> Task instructions
Starting with the first line of the entries and going on through the line with "- legend-item-social: Društvene", rewrite those lines with every "eksabajta" replaced by "exabytes" and nothing else changed.

[Stored data]
-- -- --

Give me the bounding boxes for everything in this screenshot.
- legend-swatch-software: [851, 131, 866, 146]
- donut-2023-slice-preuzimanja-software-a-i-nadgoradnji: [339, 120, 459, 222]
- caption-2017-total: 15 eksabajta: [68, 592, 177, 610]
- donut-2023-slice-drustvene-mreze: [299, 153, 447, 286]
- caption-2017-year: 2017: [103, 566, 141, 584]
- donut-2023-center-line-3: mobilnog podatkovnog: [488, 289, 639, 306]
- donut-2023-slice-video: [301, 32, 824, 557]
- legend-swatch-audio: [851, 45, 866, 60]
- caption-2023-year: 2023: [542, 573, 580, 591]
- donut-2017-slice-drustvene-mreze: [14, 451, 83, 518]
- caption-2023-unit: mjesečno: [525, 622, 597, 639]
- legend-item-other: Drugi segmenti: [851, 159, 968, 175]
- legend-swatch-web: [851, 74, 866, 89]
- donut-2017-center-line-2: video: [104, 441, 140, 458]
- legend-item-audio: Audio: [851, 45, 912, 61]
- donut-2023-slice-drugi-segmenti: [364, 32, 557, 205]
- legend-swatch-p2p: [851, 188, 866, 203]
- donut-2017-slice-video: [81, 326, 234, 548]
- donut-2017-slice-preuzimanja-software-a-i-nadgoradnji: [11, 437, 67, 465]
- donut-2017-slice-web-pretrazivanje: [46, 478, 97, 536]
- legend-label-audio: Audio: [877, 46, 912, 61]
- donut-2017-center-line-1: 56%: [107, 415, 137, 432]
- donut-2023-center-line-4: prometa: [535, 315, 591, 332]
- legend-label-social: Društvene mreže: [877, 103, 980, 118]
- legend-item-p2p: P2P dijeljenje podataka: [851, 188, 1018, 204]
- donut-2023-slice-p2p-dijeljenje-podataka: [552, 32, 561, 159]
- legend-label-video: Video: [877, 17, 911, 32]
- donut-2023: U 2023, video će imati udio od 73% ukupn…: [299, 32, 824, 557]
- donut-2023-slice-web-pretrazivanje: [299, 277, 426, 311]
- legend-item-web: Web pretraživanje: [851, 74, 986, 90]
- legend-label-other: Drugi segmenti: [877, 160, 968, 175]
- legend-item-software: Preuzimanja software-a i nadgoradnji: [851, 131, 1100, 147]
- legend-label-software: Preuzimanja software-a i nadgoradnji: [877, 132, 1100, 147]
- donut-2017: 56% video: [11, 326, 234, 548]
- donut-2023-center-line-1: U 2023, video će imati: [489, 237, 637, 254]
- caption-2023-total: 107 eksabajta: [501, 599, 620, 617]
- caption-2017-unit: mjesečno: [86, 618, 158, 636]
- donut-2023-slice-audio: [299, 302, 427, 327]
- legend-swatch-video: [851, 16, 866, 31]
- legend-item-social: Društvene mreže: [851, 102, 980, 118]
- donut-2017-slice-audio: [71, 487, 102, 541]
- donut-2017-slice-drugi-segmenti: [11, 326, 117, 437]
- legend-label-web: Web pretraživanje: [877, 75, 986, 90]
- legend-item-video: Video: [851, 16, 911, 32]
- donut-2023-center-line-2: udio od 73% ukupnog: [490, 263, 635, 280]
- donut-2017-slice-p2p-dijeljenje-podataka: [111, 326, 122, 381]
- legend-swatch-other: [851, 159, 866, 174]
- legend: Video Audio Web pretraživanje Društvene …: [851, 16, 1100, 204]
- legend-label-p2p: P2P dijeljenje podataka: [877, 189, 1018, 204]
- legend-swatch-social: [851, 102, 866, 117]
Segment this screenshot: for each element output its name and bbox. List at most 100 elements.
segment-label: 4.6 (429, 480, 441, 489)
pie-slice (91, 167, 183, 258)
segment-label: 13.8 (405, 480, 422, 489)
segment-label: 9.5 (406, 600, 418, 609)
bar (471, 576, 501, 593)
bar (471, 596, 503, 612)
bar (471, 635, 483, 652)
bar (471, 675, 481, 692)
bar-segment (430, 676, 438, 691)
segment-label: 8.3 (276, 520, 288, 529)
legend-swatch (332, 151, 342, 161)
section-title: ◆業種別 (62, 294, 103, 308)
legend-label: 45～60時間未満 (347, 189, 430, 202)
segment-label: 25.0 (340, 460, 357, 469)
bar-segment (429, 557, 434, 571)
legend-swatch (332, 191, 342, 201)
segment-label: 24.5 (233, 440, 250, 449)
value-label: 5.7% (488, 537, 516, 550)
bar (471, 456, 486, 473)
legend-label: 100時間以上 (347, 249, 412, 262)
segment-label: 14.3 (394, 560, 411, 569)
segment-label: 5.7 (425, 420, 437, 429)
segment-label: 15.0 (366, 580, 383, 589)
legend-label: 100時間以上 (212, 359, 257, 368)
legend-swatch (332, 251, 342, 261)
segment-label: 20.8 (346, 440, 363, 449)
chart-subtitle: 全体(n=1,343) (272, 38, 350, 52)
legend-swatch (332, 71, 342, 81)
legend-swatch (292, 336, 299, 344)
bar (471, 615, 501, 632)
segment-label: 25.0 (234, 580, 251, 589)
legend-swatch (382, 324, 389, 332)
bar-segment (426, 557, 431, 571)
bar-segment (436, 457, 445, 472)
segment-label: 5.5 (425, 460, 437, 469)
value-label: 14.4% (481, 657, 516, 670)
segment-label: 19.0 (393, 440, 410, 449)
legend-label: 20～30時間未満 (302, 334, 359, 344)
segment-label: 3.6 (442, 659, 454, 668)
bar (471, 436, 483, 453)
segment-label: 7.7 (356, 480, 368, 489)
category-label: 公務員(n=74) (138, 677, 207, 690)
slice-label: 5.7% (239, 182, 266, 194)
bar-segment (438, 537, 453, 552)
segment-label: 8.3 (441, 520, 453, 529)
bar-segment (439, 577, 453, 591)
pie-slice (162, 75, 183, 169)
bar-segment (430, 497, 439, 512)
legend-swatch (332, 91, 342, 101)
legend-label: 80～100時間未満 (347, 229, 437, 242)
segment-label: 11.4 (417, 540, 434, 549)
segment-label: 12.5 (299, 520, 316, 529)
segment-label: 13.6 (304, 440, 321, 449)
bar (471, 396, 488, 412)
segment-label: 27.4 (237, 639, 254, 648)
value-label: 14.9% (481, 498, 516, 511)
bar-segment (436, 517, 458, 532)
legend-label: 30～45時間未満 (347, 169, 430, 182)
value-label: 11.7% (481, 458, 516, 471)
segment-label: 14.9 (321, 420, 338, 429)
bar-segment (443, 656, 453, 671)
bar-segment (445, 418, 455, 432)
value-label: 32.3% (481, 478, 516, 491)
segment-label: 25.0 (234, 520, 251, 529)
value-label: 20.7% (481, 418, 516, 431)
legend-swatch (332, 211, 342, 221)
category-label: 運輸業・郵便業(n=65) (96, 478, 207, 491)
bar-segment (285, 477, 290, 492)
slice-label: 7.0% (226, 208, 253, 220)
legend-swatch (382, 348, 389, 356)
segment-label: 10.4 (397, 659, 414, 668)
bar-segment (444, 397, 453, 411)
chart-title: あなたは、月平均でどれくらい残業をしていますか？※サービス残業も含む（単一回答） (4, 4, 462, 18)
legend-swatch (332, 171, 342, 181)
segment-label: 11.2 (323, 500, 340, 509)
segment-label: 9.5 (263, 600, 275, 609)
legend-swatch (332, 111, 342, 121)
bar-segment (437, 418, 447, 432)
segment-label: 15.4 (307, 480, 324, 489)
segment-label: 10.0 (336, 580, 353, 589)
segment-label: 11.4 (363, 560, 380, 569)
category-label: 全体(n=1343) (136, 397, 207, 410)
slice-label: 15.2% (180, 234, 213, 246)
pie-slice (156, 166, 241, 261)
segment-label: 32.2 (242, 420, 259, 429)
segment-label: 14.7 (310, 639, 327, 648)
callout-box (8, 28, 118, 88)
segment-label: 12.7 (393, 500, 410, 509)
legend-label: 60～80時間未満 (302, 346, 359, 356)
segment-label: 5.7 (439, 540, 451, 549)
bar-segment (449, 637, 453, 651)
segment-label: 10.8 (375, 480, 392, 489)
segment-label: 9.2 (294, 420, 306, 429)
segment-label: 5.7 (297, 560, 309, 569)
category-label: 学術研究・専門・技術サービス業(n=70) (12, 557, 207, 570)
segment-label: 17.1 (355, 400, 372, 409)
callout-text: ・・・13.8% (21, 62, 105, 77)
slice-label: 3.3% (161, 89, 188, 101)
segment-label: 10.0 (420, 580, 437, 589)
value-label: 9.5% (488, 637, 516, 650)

-- -- --

> Response to the exercise
Give me the bounding boxes for everything in this screenshot.
- legend-swatch-software: [851, 131, 866, 146]
- donut-2023-slice-preuzimanja-software-a-i-nadgoradnji: [339, 120, 459, 222]
- caption-2017-total: 15 exabytes: [68, 592, 177, 610]
- donut-2023-slice-drustvene-mreze: [299, 153, 447, 286]
- caption-2017-year: 2017: [103, 566, 141, 584]
- donut-2023-center-line-3: mobilnog podatkovnog: [488, 289, 639, 306]
- donut-2023-slice-video: [301, 32, 824, 557]
- legend-swatch-audio: [851, 45, 866, 60]
- caption-2023-year: 2023: [542, 573, 580, 591]
- donut-2017-slice-drustvene-mreze: [14, 451, 83, 518]
- caption-2023-unit: mjesečno: [525, 622, 597, 639]
- legend-item-other: Drugi segmenti: [851, 159, 968, 175]
- legend-swatch-web: [851, 74, 866, 89]
- donut-2017-center-line-2: video: [104, 441, 140, 458]
- legend-item-audio: Audio: [851, 45, 912, 61]
- donut-2023-slice-drugi-segmenti: [364, 32, 557, 205]
- legend-swatch-p2p: [851, 188, 866, 203]
- donut-2017-slice-video: [81, 326, 234, 548]
- donut-2017-slice-preuzimanja-software-a-i-nadgoradnji: [11, 437, 67, 465]
- donut-2017-slice-web-pretrazivanje: [46, 478, 97, 536]
- legend-label-audio: Audio: [877, 46, 912, 61]
- donut-2017-center-line-1: 56%: [107, 415, 137, 432]
- donut-2023-center-line-4: prometa: [535, 315, 591, 332]
- legend-label-social: Društvene mreže: [877, 103, 980, 118]
- legend-item-p2p: P2P dijeljenje podataka: [851, 188, 1018, 204]
- donut-2023-slice-p2p-dijeljenje-podataka: [552, 32, 561, 159]
- legend-label-video: Video: [877, 17, 911, 32]
- donut-2023: U 2023, video će imati udio od 73% ukupn…: [299, 32, 824, 557]
- donut-2023-slice-web-pretrazivanje: [299, 277, 426, 311]
- legend-item-web: Web pretraživanje: [851, 74, 986, 90]
- legend-label-other: Drugi segmenti: [877, 160, 968, 175]
- legend-item-software: Preuzimanja software-a i nadgoradnji: [851, 131, 1100, 147]
- legend-label-software: Preuzimanja software-a i nadgoradnji: [877, 132, 1100, 147]
- donut-2017: 56% video: [11, 326, 234, 548]
- donut-2023-center-line-1: U 2023, video će imati: [489, 237, 637, 254]
- caption-2023-total: 107 exabytes: [501, 599, 620, 617]
- caption-2017-unit: mjesečno: [86, 618, 158, 636]
- donut-2023-slice-audio: [299, 302, 427, 327]
- legend-swatch-video: [851, 16, 866, 31]
- legend-item-social: Društvene mreže: [851, 102, 980, 118]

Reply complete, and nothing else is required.